> REQUIRED WORK
Filter these entries, keeping only lines that hold the word "this".

— Start of DATA SUPPLIED —

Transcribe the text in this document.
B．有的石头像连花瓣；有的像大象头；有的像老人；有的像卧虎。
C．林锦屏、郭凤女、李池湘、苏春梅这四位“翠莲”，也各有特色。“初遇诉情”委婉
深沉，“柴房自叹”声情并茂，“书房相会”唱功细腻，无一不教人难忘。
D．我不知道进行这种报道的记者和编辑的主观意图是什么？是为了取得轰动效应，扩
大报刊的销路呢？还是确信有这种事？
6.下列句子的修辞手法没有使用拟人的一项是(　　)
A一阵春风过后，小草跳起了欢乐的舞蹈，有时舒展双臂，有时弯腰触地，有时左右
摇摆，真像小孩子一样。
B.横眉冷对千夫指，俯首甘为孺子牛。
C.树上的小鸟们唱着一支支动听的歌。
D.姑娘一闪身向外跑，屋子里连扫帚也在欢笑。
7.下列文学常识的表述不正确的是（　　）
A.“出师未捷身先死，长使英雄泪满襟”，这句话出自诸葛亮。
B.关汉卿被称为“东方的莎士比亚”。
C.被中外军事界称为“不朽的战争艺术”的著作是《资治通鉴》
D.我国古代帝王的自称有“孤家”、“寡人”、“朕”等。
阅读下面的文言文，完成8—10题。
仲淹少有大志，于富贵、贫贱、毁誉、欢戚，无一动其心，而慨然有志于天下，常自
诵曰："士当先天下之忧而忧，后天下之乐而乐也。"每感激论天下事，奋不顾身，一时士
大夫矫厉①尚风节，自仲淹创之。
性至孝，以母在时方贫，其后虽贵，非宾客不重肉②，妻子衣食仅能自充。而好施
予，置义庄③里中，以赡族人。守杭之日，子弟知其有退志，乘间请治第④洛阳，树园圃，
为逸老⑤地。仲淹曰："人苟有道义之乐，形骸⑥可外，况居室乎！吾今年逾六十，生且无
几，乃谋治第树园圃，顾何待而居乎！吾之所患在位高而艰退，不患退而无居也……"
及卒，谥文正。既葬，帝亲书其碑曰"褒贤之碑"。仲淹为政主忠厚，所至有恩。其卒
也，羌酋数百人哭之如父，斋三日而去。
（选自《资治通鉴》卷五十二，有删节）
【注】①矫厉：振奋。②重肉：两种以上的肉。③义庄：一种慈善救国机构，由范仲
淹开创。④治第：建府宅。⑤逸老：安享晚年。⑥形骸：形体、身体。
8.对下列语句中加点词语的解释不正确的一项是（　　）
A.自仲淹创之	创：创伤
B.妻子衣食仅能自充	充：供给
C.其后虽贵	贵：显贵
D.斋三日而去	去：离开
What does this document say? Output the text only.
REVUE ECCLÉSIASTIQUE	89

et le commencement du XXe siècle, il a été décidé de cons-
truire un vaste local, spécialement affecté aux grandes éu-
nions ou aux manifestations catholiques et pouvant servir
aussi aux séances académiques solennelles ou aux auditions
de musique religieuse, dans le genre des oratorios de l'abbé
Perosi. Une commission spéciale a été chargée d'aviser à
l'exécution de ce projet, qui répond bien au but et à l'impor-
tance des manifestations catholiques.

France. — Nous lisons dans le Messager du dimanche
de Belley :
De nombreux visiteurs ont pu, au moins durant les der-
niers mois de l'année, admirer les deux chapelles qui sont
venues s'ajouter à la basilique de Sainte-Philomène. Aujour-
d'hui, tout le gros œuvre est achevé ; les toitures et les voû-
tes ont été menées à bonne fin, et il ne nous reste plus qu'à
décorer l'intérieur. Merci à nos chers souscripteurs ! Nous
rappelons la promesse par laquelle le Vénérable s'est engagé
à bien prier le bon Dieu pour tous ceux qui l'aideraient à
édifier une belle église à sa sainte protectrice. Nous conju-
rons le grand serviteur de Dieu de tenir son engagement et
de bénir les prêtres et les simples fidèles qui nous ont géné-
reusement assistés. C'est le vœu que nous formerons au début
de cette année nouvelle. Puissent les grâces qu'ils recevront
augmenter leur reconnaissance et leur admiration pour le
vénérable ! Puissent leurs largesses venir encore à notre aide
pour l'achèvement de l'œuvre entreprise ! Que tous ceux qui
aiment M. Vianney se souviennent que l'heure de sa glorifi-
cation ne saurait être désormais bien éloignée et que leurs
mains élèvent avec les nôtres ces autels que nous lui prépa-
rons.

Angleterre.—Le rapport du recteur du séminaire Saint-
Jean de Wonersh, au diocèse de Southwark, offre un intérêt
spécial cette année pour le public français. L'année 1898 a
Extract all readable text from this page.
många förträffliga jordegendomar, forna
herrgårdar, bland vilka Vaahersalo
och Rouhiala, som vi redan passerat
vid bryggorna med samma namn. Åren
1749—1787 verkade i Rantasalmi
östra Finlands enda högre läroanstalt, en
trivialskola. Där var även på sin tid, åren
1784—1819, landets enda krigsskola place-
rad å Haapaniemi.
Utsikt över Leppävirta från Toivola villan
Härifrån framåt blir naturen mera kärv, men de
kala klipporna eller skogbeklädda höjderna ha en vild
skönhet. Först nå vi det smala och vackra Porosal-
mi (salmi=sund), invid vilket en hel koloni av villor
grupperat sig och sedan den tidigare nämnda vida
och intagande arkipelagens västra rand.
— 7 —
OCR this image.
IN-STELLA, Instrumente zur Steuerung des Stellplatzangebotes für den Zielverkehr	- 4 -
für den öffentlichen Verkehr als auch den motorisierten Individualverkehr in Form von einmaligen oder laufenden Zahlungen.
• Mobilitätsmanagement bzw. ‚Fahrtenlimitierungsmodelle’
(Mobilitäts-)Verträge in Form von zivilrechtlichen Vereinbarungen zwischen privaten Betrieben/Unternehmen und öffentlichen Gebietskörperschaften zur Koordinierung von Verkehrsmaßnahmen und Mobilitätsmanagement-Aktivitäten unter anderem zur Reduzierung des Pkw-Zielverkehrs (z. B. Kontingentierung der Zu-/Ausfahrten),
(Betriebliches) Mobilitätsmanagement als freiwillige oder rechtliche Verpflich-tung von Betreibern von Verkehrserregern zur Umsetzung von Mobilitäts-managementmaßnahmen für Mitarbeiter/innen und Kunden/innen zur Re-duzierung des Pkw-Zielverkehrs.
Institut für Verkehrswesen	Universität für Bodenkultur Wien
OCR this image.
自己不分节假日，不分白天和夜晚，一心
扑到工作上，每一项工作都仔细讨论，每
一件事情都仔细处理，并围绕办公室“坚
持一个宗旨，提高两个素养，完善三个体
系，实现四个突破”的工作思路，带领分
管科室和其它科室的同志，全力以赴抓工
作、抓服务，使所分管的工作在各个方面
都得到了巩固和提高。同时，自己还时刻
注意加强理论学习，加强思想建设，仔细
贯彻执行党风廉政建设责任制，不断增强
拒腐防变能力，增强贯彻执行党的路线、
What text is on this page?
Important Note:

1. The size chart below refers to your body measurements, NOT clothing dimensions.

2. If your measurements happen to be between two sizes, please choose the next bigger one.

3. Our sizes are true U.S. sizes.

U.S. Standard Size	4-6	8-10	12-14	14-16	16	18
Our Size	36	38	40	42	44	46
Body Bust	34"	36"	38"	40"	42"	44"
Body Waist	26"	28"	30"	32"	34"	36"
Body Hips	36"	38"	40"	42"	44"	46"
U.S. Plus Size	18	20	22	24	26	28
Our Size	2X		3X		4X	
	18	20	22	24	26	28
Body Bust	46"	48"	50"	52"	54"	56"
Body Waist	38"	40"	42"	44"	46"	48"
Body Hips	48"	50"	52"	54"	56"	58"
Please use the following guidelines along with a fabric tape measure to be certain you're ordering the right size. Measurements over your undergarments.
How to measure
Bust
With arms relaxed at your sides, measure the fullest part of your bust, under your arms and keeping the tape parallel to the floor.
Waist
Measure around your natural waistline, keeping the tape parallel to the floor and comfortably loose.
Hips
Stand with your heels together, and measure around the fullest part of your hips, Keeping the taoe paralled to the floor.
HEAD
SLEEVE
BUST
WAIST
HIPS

— End of DATA SUPPLIED —

> EXPECTED ANSWER
Transcribe the text in this document.
What does this document say? Output the text only.
Extract all readable text from this page.
OCR this image.
OCR this image.
What text is on this page?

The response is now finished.